Identify the lines that contain the word "eywedu" and copy each one.

— START Excerpted data —

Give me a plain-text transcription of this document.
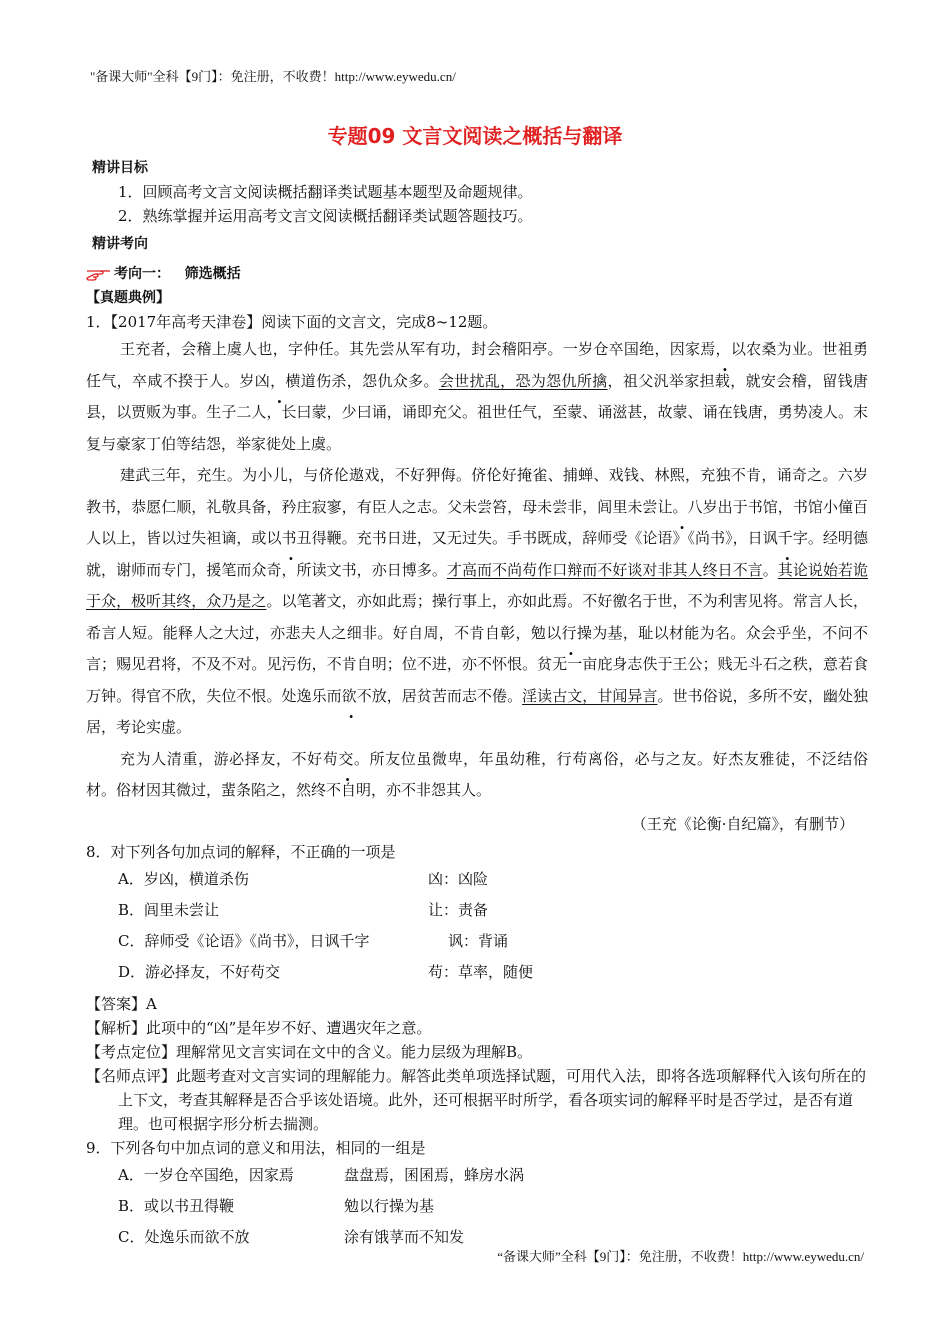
"备课大师"全科【9门】：免注册，不收费！http://www.eywedu.cn/
专题09 文言文阅读之概括与翻译
精讲目标
1．回顾高考文言文阅读概括翻译类试题基本题型及命题规律。
2．熟练掌握并运用高考文言文阅读概括翻译类试题答题技巧。
精讲考向
考向一： 筛选概括
【真题典例】
1．【2017年高考天津卷】阅读下面的文言文，完成8~12题。
王充者，会稽上虞人也，字仲任。其先尝从军有功，封会稽阳亭。一岁仓卒国绝，因家焉，以农桑为业。世祖勇任气，卒咸不揆于人。岁凶，横道伤杀，怨仇众多。会世扰乱，恐为怨仇所擒，祖父汎举家担载，就安会稽，留钱唐县，以贾贩为事。生子二人，长曰蒙，少曰诵，诵即充父。祖世任气，至蒙、诵滋甚，故蒙、诵在钱唐，勇势凌人。末复与豪家丁伯等结怨，举家徙处上虞。
建武三年，充生。为小儿，与侪伦遨戏，不好狎侮。侪伦好掩雀、捕蝉、戏钱、林熙，充独不肯，诵奇之。六岁教书，恭愿仁顺，礼敬具备，矜庄寂寥，有臣人之志。父未尝笞，母未尝非，闾里未尝让。八岁出于书馆，书馆小僮百人以上，皆以过失袒谪，或以书丑得鞭。充书日进，又无过失。手书既成，辞师受《论语》《尚书》，日讽千字。经明德就，谢师而专门，援笔而众奇，所读文书，亦日博多。才高而不尚苟作口辩而不好谈对非其人终日不言。其论说始若诡于众，极听其终，众乃是之。以笔著文，亦如此焉；操行事上，亦如此焉。不好徼名于世，不为利害见将。常言人长，希言人短。能释人之大过，亦悲夫人之细非。好自周，不肯自彰，勉以行操为基，耻以材能为名。众会乎坐，不问不言；赐见君将，不及不对。见污伤，不肯自明；位不进，亦不怀恨。贫无一亩庇身志佚于王公；贱无斗石之秩，意若食万钟。得官不欣，失位不恨。处逸乐而欲不放，居贫苦而志不倦。淫读古文，甘闻异言。世书俗说，多所不安，幽处独居，考论实虚。
充为人清重，游必择友，不好苟交。所友位虽微卑，年虽幼稚，行苟离俗，必与之友。好杰友雅徒，不泛结俗材。俗材因其微过，蜚条陷之，然终不自明，亦不非怨其人。
（王充《论衡·自纪篇》，有删节）
8．对下列各句加点词的解释，不正确的一项是
A．岁凶，横道杀伤	凶：凶险
B．闾里未尝让	让：责备
C．辞师受《论语》《尚书》，日讽千字	讽：背诵
D．游必择友，不好苟交	苟：草率，随便
【答案】A
【解析】此项中的“凶”是年岁不好、遭遇灾年之意。
【考点定位】理解常见文言实词在文中的含义。能力层级为理解B。
【名师点评】此题考查对文言实词的理解能力。解答此类单项选择试题，可用代入法，即将各选项解释代入该句所在的上下文，考查其解释是否合乎该处语境。此外，还可根据平时所学，看各项实词的解释平时是否学过，是否有道理。也可根据字形分析去揣测。
9．下列各句中加点词的意义和用法，相同的一组是
A．一岁仓卒国绝，因家焉	盘盘焉，囷囷焉，蜂房水涡
B．或以书丑得鞭	勉以行操为基
C．处逸乐而欲不放	涂有饿莩而不知发
“备课大师”全科【9门】：免注册，不收费！http://www.eywedu.cn/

— END Excerpted data —

**Solution to this exercise**
"备课大师"全科【9门】：免注册，不收费！http://www.eywedu.cn/
“备课大师”全科【9门】：免注册，不收费！http://www.eywedu.cn/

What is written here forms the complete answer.